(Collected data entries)
────────────────────

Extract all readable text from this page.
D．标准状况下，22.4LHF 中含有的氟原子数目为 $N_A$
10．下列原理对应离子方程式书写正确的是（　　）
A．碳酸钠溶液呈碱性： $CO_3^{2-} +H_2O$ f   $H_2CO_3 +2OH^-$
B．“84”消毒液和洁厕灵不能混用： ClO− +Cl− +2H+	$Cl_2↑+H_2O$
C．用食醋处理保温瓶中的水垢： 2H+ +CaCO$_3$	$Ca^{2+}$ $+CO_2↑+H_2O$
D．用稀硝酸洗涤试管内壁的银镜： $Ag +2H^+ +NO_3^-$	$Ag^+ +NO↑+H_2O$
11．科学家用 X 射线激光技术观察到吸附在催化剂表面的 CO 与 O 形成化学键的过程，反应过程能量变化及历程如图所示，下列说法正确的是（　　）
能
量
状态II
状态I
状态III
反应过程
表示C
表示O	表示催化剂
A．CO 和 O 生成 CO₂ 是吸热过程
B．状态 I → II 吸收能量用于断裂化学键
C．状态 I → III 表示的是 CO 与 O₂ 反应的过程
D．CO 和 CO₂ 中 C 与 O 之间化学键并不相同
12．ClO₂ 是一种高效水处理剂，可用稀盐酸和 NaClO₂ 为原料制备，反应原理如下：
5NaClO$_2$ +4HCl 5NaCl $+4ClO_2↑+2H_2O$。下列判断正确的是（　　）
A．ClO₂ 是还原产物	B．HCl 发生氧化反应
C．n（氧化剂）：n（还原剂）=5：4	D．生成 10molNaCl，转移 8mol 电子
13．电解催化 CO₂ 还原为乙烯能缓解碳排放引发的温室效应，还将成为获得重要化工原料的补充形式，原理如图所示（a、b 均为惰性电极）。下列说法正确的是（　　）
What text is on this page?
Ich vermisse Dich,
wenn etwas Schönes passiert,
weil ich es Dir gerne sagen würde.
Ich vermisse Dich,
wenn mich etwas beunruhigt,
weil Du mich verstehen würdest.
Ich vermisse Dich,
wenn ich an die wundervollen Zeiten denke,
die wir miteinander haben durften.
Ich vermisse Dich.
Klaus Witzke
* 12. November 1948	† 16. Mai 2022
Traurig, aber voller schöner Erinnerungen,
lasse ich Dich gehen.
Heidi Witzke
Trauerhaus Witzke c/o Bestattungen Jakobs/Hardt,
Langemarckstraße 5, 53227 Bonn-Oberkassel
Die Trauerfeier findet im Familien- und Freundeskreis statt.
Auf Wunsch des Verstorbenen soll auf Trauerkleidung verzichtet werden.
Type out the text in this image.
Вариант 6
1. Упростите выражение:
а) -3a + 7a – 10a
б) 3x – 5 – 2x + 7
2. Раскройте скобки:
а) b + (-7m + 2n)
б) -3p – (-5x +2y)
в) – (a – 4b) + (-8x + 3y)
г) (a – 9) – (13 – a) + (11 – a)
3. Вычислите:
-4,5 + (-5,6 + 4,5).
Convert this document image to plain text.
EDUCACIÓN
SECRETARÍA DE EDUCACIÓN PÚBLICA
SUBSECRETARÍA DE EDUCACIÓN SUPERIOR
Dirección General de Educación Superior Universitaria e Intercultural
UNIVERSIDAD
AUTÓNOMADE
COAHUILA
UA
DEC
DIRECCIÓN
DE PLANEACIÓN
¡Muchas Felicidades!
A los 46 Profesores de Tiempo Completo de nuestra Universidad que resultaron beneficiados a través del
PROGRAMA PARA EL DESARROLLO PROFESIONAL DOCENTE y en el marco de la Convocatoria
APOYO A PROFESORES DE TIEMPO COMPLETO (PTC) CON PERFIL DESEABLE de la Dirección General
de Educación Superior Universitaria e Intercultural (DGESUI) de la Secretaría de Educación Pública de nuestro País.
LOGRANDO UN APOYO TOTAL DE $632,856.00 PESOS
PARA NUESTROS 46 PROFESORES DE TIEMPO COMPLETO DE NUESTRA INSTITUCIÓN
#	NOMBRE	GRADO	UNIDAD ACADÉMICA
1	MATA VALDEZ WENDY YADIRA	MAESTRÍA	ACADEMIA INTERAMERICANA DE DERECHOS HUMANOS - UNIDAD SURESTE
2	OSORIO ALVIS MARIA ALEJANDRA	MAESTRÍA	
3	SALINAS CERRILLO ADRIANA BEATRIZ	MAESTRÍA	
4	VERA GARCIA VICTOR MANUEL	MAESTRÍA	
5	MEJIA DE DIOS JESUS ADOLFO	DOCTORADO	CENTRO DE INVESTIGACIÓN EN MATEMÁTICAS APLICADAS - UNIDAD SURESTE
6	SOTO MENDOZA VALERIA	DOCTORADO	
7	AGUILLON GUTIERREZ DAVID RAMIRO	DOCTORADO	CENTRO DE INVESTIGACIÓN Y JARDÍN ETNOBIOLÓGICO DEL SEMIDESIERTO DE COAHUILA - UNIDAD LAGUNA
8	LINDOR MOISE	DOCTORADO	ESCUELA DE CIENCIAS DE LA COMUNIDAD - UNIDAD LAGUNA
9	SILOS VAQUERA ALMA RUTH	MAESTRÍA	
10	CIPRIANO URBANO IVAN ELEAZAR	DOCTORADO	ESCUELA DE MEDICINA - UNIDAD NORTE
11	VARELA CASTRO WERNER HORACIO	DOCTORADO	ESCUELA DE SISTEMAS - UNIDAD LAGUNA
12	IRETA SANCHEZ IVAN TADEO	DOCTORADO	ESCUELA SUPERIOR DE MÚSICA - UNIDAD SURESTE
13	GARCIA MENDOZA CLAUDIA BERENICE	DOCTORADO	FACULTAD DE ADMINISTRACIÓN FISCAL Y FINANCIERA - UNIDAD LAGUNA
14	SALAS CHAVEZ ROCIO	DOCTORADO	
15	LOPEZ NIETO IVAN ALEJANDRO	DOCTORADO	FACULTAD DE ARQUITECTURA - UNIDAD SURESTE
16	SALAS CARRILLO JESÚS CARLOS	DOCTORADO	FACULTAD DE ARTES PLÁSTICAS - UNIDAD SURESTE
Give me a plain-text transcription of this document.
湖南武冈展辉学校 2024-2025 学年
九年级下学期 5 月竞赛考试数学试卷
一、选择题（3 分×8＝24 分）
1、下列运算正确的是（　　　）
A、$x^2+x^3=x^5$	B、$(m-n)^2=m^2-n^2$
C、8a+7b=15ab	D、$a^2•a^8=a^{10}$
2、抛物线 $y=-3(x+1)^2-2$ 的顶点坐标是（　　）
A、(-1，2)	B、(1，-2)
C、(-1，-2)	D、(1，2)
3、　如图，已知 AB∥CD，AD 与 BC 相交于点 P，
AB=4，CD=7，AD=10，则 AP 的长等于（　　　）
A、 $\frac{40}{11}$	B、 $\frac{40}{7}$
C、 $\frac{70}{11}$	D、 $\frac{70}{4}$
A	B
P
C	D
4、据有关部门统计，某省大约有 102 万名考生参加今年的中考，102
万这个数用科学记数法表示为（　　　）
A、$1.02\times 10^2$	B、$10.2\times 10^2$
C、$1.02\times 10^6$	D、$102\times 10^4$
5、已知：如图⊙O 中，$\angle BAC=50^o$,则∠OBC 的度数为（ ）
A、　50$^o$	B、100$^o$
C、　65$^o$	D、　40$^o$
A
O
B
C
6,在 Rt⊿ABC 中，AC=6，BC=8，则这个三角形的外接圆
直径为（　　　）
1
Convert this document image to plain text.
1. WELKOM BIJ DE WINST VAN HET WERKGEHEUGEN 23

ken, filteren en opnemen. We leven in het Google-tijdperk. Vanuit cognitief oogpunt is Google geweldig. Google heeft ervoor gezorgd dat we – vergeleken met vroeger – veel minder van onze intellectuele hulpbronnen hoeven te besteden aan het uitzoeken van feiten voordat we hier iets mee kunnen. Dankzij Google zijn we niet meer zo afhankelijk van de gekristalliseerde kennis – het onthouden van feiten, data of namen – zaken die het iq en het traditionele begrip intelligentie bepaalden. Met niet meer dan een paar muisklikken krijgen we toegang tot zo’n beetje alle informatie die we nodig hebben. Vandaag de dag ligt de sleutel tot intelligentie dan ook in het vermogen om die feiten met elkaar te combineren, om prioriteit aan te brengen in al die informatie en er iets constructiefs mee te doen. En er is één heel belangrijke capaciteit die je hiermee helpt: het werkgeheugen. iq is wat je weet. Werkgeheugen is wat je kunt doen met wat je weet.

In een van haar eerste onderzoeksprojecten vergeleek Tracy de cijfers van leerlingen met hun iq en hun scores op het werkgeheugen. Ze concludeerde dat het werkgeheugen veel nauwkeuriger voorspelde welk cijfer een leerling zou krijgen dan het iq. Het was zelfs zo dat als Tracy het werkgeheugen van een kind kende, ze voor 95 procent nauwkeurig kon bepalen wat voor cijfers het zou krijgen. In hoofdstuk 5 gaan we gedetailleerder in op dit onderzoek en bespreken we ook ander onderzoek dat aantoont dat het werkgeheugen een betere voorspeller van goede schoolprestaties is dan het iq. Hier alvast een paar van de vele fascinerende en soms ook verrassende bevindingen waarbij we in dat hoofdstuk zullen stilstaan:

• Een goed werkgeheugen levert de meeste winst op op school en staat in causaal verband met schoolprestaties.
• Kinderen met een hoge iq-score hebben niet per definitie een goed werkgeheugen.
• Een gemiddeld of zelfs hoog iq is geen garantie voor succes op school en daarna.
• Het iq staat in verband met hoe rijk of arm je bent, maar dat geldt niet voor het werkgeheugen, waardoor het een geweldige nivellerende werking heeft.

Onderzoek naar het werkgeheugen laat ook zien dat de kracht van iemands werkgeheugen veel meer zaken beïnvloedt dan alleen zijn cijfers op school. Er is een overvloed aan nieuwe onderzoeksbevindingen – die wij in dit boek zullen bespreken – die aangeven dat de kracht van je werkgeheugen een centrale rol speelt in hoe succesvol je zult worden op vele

────────────────────

Problem details →
Identify and copy all lines with the word "frac".

Completed exercise →
A、 $\frac{40}{11}$	B、 $\frac{40}{7}$
C、 $\frac{70}{11}$	D、 $\frac{70}{4}$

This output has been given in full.